[Stored records]
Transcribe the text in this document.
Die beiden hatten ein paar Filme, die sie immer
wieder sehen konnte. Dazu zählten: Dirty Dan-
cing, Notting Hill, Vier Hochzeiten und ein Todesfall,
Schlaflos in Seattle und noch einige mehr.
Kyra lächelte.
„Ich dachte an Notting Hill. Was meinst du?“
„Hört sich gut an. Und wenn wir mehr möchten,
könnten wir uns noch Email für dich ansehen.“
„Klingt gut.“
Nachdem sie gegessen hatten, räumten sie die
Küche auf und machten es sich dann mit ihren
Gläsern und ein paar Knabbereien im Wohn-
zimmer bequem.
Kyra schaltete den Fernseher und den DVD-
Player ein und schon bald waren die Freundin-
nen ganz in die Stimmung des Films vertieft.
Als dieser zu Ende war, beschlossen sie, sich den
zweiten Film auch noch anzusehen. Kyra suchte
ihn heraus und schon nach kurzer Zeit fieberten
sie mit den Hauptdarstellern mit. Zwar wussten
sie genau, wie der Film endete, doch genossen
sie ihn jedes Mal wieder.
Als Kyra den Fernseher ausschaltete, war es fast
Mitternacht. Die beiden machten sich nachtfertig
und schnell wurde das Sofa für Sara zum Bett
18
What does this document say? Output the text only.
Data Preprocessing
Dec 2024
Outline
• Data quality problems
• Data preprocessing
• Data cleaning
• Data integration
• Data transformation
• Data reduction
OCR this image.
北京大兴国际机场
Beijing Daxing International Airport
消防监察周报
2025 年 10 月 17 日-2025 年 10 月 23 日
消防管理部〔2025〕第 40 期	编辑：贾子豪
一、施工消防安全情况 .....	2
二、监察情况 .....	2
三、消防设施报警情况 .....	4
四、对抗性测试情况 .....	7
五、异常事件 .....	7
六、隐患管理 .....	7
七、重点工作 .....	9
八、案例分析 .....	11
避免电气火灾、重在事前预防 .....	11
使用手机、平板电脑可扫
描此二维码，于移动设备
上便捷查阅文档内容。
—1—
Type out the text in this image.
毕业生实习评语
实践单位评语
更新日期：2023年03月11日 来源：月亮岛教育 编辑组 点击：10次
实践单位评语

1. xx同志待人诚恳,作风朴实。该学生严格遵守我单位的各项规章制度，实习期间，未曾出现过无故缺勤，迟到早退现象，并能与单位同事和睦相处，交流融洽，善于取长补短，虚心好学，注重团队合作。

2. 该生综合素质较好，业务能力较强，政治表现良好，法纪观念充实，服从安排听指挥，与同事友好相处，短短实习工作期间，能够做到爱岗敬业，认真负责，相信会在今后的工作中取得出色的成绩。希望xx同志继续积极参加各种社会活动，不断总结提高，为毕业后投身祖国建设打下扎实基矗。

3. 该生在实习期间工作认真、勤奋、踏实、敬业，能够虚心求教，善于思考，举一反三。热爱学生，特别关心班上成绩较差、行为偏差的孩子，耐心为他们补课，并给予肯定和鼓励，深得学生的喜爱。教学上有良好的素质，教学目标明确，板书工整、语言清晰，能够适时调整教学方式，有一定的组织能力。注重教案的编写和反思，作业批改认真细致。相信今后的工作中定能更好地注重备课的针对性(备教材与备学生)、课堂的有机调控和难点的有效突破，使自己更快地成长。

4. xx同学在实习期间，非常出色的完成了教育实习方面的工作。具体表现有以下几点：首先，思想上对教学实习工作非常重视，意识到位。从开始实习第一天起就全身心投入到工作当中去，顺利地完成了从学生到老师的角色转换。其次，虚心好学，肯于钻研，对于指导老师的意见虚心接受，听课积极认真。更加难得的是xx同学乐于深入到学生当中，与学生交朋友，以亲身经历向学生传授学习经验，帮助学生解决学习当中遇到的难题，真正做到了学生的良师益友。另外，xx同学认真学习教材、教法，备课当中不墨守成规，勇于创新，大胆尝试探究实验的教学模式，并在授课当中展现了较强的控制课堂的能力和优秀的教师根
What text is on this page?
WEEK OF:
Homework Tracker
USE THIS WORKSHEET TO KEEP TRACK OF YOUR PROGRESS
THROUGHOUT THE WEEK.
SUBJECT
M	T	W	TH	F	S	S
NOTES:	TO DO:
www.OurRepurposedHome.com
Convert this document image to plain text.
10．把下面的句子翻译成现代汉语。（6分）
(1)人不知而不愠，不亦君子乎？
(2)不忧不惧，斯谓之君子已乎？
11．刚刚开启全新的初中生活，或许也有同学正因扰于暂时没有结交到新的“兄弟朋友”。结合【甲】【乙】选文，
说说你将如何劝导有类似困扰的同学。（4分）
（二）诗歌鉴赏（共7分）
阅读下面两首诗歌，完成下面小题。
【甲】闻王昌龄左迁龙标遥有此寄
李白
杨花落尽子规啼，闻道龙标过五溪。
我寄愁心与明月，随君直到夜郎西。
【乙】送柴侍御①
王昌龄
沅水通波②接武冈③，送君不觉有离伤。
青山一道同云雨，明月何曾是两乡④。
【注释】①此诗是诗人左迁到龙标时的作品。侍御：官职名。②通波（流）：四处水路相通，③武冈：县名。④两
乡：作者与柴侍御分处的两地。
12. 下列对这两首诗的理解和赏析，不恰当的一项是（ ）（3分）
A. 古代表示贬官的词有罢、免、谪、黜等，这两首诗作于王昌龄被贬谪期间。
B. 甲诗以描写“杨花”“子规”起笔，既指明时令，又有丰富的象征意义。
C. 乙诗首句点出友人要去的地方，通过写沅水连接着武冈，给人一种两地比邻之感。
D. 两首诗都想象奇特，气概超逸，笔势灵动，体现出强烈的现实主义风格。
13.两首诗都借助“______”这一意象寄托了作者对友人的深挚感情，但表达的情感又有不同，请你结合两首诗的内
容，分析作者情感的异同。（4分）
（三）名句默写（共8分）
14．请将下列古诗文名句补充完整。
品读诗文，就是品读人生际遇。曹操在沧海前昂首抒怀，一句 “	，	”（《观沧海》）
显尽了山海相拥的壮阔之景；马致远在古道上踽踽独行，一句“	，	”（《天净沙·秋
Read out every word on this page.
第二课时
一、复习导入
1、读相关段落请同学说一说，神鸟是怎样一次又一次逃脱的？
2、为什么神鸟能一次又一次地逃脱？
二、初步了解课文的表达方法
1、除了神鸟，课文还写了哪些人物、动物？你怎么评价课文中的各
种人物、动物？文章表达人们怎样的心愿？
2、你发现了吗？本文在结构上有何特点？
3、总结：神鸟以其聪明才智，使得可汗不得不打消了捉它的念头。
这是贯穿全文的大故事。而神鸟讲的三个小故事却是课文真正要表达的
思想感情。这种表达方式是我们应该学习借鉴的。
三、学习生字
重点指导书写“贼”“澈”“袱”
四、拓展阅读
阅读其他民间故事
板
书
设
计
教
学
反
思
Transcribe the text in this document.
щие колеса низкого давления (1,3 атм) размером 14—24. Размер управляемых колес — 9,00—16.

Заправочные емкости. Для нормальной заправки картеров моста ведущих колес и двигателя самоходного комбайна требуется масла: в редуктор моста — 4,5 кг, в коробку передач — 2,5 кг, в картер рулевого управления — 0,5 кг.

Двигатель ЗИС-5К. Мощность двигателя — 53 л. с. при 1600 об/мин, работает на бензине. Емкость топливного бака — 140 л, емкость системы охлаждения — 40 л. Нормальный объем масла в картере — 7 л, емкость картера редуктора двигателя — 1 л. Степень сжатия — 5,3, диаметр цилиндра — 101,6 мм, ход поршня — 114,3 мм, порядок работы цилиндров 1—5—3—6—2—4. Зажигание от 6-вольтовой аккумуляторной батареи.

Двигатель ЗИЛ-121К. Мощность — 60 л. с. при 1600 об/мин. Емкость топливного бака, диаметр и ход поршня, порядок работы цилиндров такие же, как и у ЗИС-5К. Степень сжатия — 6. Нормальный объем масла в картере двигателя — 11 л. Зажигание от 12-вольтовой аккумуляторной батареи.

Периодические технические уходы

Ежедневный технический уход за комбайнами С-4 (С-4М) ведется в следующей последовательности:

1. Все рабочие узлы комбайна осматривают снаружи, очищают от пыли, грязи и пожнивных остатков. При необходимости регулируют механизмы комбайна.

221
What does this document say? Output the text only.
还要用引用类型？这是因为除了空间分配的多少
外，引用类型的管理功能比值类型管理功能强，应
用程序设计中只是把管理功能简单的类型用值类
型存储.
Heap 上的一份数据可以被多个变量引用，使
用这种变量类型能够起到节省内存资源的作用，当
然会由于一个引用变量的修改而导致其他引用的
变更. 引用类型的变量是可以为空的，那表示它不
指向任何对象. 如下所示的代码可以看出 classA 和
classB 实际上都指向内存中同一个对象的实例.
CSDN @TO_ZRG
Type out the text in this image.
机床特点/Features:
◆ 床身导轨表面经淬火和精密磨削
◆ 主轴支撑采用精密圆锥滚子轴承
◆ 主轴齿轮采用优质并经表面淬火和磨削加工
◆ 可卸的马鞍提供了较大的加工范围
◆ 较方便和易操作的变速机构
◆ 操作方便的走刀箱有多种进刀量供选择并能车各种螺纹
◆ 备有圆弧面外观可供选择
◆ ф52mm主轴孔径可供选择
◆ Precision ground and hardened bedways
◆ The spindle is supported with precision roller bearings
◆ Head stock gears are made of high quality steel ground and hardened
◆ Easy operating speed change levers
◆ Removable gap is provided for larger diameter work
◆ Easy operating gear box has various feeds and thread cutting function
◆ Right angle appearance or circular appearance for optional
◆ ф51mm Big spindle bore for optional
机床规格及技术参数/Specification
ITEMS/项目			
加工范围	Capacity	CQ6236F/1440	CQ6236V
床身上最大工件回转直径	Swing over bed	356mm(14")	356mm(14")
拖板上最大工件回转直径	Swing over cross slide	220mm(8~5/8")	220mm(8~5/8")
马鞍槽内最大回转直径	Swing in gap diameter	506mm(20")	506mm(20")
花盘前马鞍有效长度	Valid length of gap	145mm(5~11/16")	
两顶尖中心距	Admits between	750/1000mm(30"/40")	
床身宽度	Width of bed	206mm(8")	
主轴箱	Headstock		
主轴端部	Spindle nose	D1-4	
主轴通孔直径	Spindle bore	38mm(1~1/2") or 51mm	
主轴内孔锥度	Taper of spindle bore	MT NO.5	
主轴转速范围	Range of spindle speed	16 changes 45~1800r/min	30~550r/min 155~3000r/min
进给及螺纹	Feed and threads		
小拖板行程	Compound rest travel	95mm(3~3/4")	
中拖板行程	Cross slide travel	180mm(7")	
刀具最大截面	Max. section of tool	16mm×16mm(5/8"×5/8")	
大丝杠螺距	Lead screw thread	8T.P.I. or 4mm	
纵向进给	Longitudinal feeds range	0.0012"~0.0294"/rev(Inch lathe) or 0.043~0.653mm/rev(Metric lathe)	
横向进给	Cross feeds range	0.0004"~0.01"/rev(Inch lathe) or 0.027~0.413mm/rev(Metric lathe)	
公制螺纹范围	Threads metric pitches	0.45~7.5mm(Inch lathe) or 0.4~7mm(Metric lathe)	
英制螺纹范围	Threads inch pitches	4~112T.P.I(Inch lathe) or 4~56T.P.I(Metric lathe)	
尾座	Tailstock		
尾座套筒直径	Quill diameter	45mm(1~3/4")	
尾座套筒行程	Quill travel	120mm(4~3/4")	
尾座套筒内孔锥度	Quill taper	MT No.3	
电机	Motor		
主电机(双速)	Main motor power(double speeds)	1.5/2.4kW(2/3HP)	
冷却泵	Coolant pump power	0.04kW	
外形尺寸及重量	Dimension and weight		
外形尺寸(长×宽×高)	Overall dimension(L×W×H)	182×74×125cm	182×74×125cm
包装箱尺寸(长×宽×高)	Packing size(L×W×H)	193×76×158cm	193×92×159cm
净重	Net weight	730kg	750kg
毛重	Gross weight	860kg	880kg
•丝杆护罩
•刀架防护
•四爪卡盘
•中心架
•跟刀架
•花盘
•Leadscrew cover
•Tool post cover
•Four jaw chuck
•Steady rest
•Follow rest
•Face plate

▸ **Task objective**:
Scan the entries above. Copy each line that has the string "mehr".

▸ **Reply to the exercise**:
Schlaflos in Seattle und noch einige mehr.
„Hört sich gut an. Und wenn wir mehr möchten,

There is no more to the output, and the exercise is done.